Extracted data —
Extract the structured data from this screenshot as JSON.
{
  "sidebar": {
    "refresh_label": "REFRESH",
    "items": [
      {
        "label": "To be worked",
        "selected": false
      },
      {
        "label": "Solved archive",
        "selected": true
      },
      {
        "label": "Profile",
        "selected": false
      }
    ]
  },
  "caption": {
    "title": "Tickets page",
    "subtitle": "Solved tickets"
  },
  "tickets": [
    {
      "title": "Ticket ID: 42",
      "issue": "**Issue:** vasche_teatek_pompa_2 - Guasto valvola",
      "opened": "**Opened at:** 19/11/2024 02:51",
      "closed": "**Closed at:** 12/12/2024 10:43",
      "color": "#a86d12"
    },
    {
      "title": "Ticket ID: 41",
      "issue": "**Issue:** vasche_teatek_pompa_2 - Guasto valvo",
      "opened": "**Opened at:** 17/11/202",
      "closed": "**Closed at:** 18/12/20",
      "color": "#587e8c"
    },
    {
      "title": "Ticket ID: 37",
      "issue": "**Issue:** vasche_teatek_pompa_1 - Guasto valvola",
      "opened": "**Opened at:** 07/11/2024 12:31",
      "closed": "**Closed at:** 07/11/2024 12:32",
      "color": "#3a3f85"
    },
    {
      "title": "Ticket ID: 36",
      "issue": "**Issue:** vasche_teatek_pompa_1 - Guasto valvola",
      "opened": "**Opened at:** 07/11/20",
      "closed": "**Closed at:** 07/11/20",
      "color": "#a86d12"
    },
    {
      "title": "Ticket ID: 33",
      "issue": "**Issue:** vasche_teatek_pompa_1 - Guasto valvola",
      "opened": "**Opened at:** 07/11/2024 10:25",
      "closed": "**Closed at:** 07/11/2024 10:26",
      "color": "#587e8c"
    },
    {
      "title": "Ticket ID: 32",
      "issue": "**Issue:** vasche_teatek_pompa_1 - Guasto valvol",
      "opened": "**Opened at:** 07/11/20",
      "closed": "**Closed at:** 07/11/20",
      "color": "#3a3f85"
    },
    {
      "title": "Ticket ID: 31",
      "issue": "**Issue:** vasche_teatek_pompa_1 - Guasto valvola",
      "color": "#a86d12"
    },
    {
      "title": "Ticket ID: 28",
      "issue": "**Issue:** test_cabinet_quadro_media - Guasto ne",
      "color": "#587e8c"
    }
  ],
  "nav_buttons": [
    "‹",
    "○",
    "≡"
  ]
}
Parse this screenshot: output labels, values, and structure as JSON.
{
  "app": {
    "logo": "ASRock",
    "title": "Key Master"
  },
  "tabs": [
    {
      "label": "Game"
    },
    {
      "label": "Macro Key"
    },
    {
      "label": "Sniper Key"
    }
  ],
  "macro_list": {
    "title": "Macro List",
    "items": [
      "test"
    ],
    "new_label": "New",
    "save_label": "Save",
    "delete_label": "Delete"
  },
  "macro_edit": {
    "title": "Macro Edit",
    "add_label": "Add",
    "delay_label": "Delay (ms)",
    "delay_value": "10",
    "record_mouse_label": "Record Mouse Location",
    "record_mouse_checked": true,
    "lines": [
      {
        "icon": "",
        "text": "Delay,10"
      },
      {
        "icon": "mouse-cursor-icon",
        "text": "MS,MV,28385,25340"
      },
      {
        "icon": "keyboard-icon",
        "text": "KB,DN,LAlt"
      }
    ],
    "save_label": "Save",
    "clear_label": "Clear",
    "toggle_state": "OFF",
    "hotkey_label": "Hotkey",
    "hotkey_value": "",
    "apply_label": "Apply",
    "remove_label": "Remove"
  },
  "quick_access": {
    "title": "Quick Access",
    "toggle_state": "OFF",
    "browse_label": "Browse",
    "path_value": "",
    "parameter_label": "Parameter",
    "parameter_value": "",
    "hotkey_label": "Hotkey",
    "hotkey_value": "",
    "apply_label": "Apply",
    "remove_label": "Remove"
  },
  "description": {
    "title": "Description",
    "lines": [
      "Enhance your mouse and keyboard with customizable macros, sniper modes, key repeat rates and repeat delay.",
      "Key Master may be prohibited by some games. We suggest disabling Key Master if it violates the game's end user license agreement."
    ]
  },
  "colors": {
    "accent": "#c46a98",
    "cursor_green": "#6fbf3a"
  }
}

Stated problem —
Return every record, word for word.

Answer to the exercise —
Extract the structured data from this screenshot as JSON.
{
  "sidebar": {
    "refresh_label": "REFRESH",
    "items": [
      {
        "label": "To be worked",
        "selected": false
      },
      {
        "label": "Solved archive",
        "selected": true
      },
      {
        "label": "Profile",
        "selected": false
      }
    ]
  },
  "caption": {
    "title": "Tickets page",
    "subtitle": "Solved tickets"
  },
  "tickets": [
    {
      "title": "Ticket ID: 42",
      "issue": "**Issue:** vasche_teatek_pompa_2 - Guasto valvola",
      "opened": "**Opened at:** 19/11/2024 02:51",
      "closed": "**Closed at:** 12/12/2024 10:43",
      "color": "#a86d12"
    },
    {
      "title": "Ticket ID: 41",
      "issue": "**Issue:** vasche_teatek_pompa_2 - Guasto valvo",
      "opened": "**Opened at:** 17/11/202",
      "closed": "**Closed at:** 18/12/20",
      "color": "#587e8c"
    },
    {
      "title": "Ticket ID: 37",
      "issue": "**Issue:** vasche_teatek_pompa_1 - Guasto valvola",
      "opened": "**Opened at:** 07/11/2024 12:31",
      "closed": "**Closed at:** 07/11/2024 12:32",
      "color": "#3a3f85"
    },
    {
      "title": "Ticket ID: 36",
      "issue": "**Issue:** vasche_teatek_pompa_1 - Guasto valvola",
      "opened": "**Opened at:** 07/11/20",
      "closed": "**Closed at:** 07/11/20",
      "color": "#a86d12"
    },
    {
      "title": "Ticket ID: 33",
      "issue": "**Issue:** vasche_teatek_pompa_1 - Guasto valvola",
      "opened": "**Opened at:** 07/11/2024 10:25",
      "closed": "**Closed at:** 07/11/2024 10:26",
      "color": "#587e8c"
    },
    {
      "title": "Ticket ID: 32",
      "issue": "**Issue:** vasche_teatek_pompa_1 - Guasto valvol",
      "opened": "**Opened at:** 07/11/20",
      "closed": "**Closed at:** 07/11/20",
      "color": "#3a3f85"
    },
    {
      "title": "Ticket ID: 31",
      "issue": "**Issue:** vasche_teatek_pompa_1 - Guasto valvola",
      "color": "#a86d12"
    },
    {
      "title": "Ticket ID: 28",
      "issue": "**Issue:** test_cabinet_quadro_media - Guasto ne",
      "color": "#587e8c"
    }
  ],
  "nav_buttons": [
    "‹",
    "○",
    "≡"
  ]
}
Parse this screenshot: output labels, values, and structure as JSON.
{
  "app": {
    "logo": "ASRock",
    "title": "Key Master"
  },
  "tabs": [
    {
      "label": "Game"
    },
    {
      "label": "Macro Key"
    },
    {
      "label": "Sniper Key"
    }
  ],
  "macro_list": {
    "title": "Macro List",
    "items": [
      "test"
    ],
    "new_label": "New",
    "save_label": "Save",
    "delete_label": "Delete"
  },
  "macro_edit": {
    "title": "Macro Edit",
    "add_label": "Add",
    "delay_label": "Delay (ms)",
    "delay_value": "10",
    "record_mouse_label": "Record Mouse Location",
    "record_mouse_checked": true,
    "lines": [
      {
        "icon": "",
        "text": "Delay,10"
      },
      {
        "icon": "mouse-cursor-icon",
        "text": "MS,MV,28385,25340"
      },
      {
        "icon": "keyboard-icon",
        "text": "KB,DN,LAlt"
      }
    ],
    "save_label": "Save",
    "clear_label": "Clear",
    "toggle_state": "OFF",
    "hotkey_label": "Hotkey",
    "hotkey_value": "",
    "apply_label": "Apply",
    "remove_label": "Remove"
  },
  "quick_access": {
    "title": "Quick Access",
    "toggle_state": "OFF",
    "browse_label": "Browse",
    "path_value": "",
    "parameter_label": "Parameter",
    "parameter_value": "",
    "hotkey_label": "Hotkey",
    "hotkey_value": "",
    "apply_label": "Apply",
    "remove_label": "Remove"
  },
  "description": {
    "title": "Description",
    "lines": [
      "Enhance your mouse and keyboard with customizable macros, sniper modes, key repeat rates and repeat delay.",
      "Key Master may be prohibited by some games. We suggest disabling Key Master if it violates the game's end user license agreement."
    ]
  },
  "colors": {
    "accent": "#c46a98",
    "cursor_green": "#6fbf3a"
  }
}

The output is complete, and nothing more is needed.